| Stated task |
In the cooking blog post, where did the writer travel this weekend?

** BEGIN Document excerpt **

Cooking with the Play-It-Safe Girl
Elizabeth Moore
Today I did something I never do. I cooked.
In the past, my "cooking" has really been just "recipe-following" from a box: brownies, cookies, Kraft mac n' cheese. Box recipes are delicious and even necessary on certain days, but today I went OUTSIDE the box. (Pause for every snobby writer to throw up at my intentional use of cliche. HA!)
Today, I went beyond recipe-following and actually cooked for the first time. I experienced it like it should be experienced, like jazz, or art, or exploration.
"Following a recipe is like playing scales, but cooking is like playing jazz." -Shauna Niequist
Confession: I wholeheartedly admit that I have been inspired by Shauna Niequiest and her book Bread and Wine. If you've read the book and you're rolling your eyes thinking I'm pathetically trying to imitate her, you're right. But I believe there is something to be said for watching a person farther down the road of experience and imitating them. So call me a copy cat or call me an apprentice, call me a dreamer or call me a disciple--all are accurate in their own way, in their own time.
Anyway, I traveled home to Louisiana this weekend and decided to take advantage of our oven, my mom's Pampered Chef utensils, and a pantry full of usable ingredients. Oh, and Pinterest--always Pinterest.
Hollowed avocado with a thin layer remaining, shredded mozzarella, chopped bacon, fried eggs, eat with a spoon, not a fork. I tried both.
After I sleepily rolled out of bed, I decided to be creative for breakfast. I scrolled through some Pinterest recipes while my coffee was brewing and hungrily eyed the ripe avocados on the baker's rack. I triumphantly sliced the avocado in half and threw an egg into a frying pan, and the next thing I knew I couldn't stop. I was on a creative high, and I knew I wasn't coming down for a while. The whole morning was spent experimenting with random made-up ingredients, getting my hands super sticky, and going a little crazy with the manual food processor.
The kitchen was busy all morning
I talked and giggled to myself (no judgement please) as I deformed my first hard boil an egg, peeled the skin off of boiled almonds, crushed espresso beans with a spastic vengeance, and mixed maple syrup and oats with my bare hands. Who knew you could feel like a little kid and do grown-up, domestic things at the same time?
Avacado Deviled Eggs with the leftover avocado filling and bacon bits
I was having a blast despite my awkward fumbling around with the food and utensils. I completely stopped caring whether these experiments were going right or not because no one was watching. I was completely free to succeed or fail and no one would ever know. Being set free from that mental boundary let me learn some amazing things. I might actually be semi-good at cooking, and I actually like it!
Espresso Chocolate Chip Granola
Ask anyone who knows me, cooking has never been my forte. It has never been fun because I never saw the creativity within it. I had never cooked alone and had always feared the watchful eye of someone who would say, "No, no! Not that ingredient...Not with your hands...Not like that."

** END Document excerpt **
** BEGIN Records provided **

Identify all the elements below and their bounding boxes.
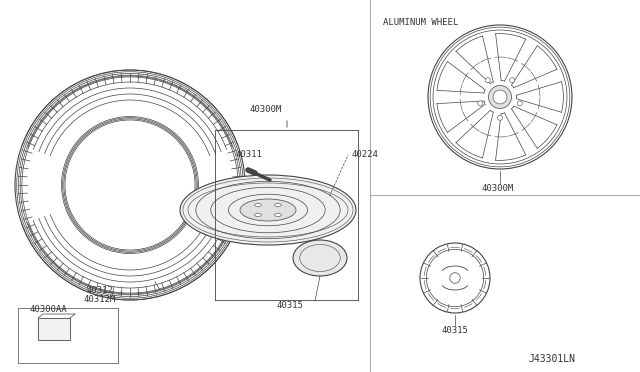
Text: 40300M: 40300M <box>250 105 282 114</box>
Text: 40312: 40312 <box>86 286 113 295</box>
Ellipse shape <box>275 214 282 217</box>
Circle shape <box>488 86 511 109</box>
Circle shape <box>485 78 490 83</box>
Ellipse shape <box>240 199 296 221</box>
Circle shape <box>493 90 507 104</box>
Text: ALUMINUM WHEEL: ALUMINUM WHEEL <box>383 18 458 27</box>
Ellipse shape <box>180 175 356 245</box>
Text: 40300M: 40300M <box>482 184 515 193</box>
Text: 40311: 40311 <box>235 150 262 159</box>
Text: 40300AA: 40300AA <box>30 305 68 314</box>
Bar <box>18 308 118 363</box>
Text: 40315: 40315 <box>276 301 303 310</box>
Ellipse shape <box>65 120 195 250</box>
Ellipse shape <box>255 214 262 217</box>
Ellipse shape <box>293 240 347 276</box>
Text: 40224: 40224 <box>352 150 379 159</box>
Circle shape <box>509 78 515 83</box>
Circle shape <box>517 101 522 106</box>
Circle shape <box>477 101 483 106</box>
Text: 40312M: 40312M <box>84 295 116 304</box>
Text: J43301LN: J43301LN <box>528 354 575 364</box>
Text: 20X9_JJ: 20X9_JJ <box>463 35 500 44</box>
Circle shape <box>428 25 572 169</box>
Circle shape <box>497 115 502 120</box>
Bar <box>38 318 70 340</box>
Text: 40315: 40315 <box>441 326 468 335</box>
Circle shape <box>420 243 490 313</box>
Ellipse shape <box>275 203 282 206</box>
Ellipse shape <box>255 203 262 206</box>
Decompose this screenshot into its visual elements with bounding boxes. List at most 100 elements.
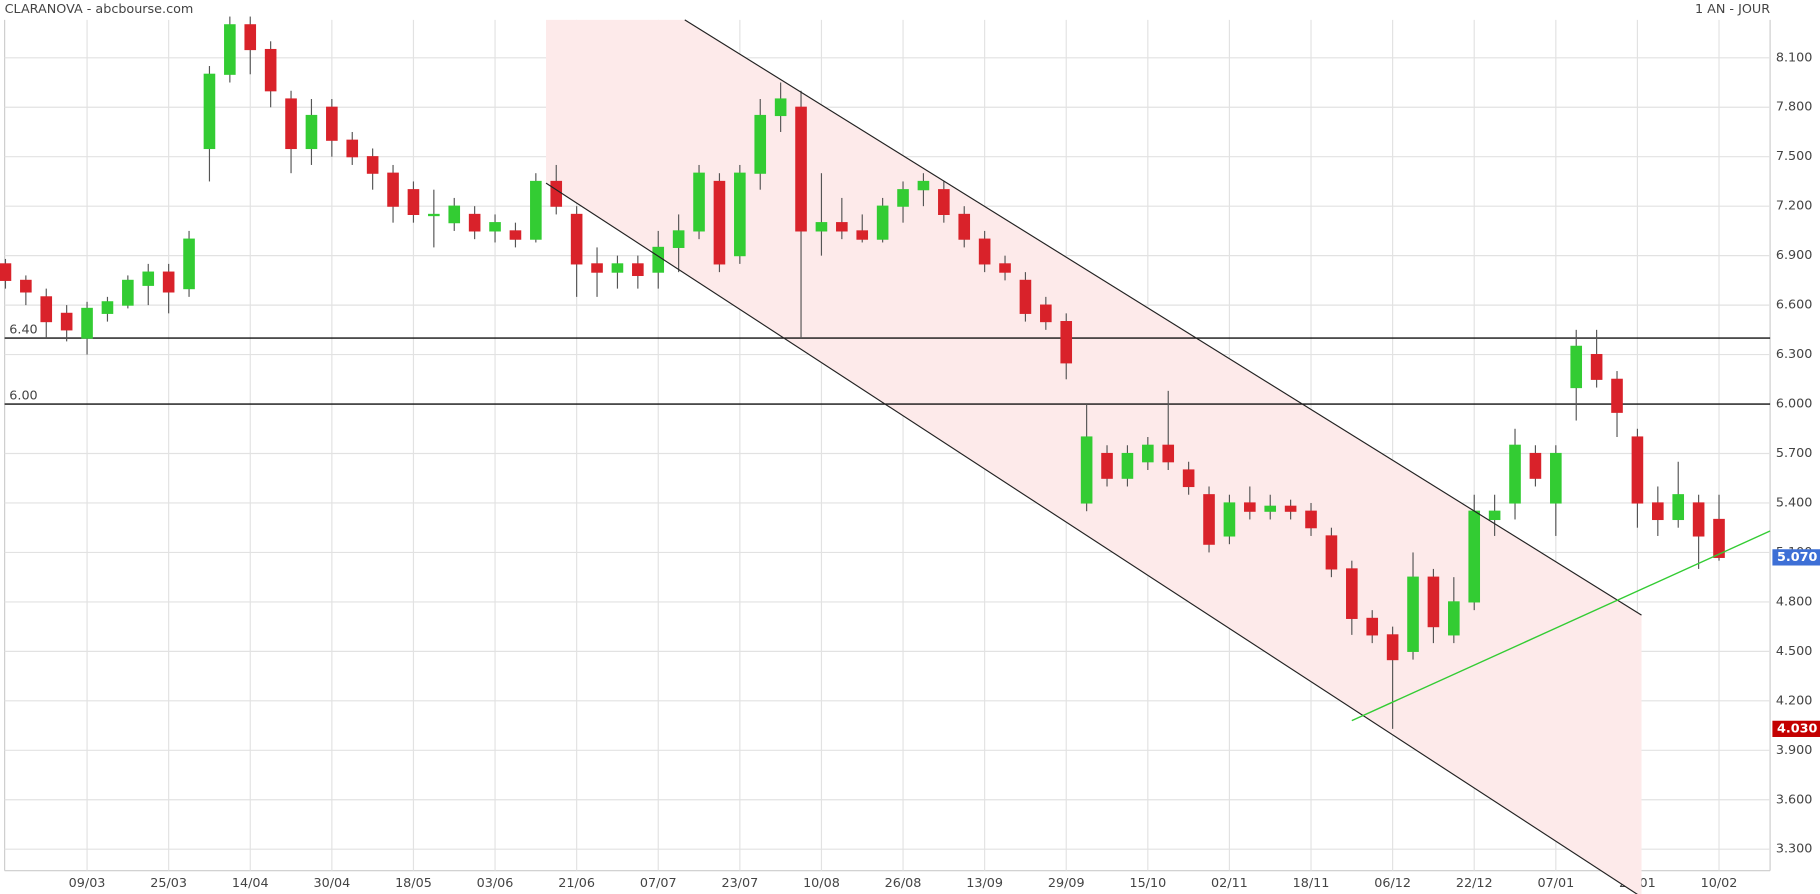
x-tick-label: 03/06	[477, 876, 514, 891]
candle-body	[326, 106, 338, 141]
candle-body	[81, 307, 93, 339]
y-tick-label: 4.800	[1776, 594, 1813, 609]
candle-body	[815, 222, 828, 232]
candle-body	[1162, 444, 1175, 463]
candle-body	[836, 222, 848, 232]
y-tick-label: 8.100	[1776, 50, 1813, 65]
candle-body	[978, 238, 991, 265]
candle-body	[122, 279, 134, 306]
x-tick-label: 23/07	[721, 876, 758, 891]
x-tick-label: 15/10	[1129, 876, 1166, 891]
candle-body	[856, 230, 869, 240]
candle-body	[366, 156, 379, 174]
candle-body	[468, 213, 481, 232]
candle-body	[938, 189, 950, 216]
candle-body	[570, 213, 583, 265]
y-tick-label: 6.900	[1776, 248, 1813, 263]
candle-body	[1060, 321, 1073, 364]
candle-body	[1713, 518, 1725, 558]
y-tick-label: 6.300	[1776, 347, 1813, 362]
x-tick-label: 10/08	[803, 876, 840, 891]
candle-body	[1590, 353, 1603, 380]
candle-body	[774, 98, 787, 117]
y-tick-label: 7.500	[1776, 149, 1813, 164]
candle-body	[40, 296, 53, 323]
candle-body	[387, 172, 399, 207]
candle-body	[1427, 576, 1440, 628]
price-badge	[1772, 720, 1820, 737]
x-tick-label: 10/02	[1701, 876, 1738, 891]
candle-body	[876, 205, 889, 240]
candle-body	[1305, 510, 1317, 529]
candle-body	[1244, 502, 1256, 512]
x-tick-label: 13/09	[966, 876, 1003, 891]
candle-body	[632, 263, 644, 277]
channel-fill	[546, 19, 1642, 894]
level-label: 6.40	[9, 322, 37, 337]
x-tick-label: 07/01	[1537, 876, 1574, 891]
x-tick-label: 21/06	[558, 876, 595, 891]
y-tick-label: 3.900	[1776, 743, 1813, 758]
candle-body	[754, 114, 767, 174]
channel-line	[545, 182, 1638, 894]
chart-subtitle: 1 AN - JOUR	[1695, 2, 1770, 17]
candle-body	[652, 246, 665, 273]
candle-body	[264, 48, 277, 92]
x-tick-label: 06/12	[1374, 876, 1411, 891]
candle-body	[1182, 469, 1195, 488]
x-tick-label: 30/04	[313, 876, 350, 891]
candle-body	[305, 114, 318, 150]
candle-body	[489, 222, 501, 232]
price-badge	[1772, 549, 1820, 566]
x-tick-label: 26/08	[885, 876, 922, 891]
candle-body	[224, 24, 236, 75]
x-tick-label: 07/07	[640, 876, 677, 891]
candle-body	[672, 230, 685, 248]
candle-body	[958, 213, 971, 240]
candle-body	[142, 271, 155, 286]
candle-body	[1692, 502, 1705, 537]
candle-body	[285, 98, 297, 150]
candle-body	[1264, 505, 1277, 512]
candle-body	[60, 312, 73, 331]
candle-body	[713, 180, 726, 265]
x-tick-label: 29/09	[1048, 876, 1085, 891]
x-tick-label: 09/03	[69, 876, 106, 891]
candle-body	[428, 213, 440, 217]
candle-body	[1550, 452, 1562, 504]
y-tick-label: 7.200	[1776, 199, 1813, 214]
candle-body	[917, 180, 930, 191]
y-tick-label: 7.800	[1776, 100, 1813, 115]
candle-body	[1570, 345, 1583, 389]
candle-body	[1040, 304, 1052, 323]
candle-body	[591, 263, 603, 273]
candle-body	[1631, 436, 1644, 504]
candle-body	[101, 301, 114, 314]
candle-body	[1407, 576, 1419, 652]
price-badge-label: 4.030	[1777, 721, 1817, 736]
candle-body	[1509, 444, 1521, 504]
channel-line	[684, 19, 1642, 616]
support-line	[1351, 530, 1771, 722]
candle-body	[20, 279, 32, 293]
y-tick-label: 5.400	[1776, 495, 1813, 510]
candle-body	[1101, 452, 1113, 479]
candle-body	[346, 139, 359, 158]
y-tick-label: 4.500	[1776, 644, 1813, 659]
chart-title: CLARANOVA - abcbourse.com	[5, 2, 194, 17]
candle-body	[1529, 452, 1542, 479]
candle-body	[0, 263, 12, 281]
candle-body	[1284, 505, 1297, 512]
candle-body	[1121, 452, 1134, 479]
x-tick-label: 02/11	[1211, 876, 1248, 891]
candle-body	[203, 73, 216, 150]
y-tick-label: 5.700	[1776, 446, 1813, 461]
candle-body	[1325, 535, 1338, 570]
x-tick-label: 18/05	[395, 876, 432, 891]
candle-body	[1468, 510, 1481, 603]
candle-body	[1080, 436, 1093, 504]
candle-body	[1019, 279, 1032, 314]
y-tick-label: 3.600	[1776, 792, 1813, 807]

** END Records provided **

| Expected answer |
Home to Louisiana.